**Objective**
Without the images, write out all of the following entries exactly.

━━━ Data rows

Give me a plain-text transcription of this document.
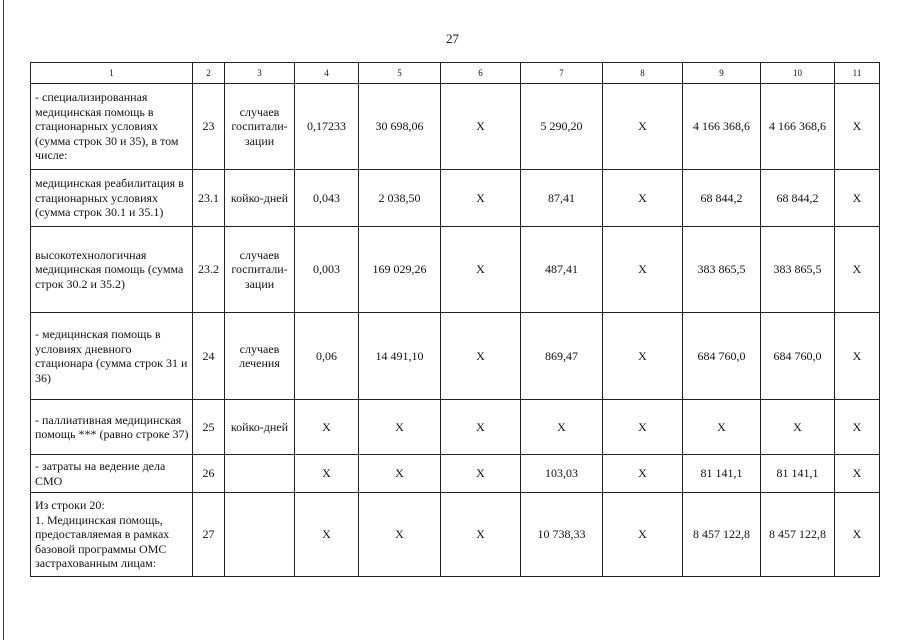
27
1	2	3	4	5	6	7	8	9	10	11
- специализированная медицинская помощь в стационарных условиях (сумма строк 30 и 35), в том числе:	23	случаев госпитали-зации	0,17233	30 698,06	X	5 290,20	X	4 166 368,6	4 166 368,6	X
медицинская реабилитация в стационарных условиях (сумма строк 30.1 и 35.1)	23.1	койко-дней	0,043	2 038,50	X	87,41	X	68 844,2	68 844,2	X
высокотехнологичная медицинская помощь (сумма строк 30.2 и 35.2)	23.2	случаев госпитали-зации	0,003	169 029,26	X	487,41	X	383 865,5	383 865,5	X
- медицинская помощь в условиях дневного стационара (сумма строк 31 и 36)	24	случаев лечения	0,06	14 491,10	X	869,47	X	684 760,0	684 760,0	X
- паллиативная медицинская помощь *** (равно строке 37)	25	койко-дней	X	X	X	X	X	X	X	X
- затраты на ведение дела СМО	26		X	X	X	103,03	X	81 141,1	81 141,1	X
Из строки 20:
1. Медицинская помощь, предоставляемая в рамках базовой программы ОМС застрахованным лицам:	27		X	X	X	10 738,33	X	8 457 122,8	8 457 122,8	X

━━━━━━

**Solution**
Give me a plain-text transcription of this document.
27
1	2	3	4	5	6	7	8	9	10	11
- специализированная медицинская помощь в стационарных условиях (сумма строк 30 и 35), в том числе:	23	случаев госпитали-зации	0,17233	30 698,06	X	5 290,20	X	4 166 368,6	4 166 368,6	X
медицинская реабилитация в стационарных условиях (сумма строк 30.1 и 35.1)	23.1	койко-дней	0,043	2 038,50	X	87,41	X	68 844,2	68 844,2	X
высокотехнологичная медицинская помощь (сумма строк 30.2 и 35.2)	23.2	случаев госпитали-зации	0,003	169 029,26	X	487,41	X	383 865,5	383 865,5	X
- медицинская помощь в условиях дневного стационара (сумма строк 31 и 36)	24	случаев лечения	0,06	14 491,10	X	869,47	X	684 760,0	684 760,0	X
- паллиативная медицинская помощь *** (равно строке 37)	25	койко-дней	X	X	X	X	X	X	X	X
- затраты на ведение дела СМО	26		X	X	X	103,03	X	81 141,1	81 141,1	X
Из строки 20:
1. Медицинская помощь, предоставляемая в рамках базовой программы ОМС застрахованным лицам:	27		X	X	X	10 738,33	X	8 457 122,8	8 457 122,8	X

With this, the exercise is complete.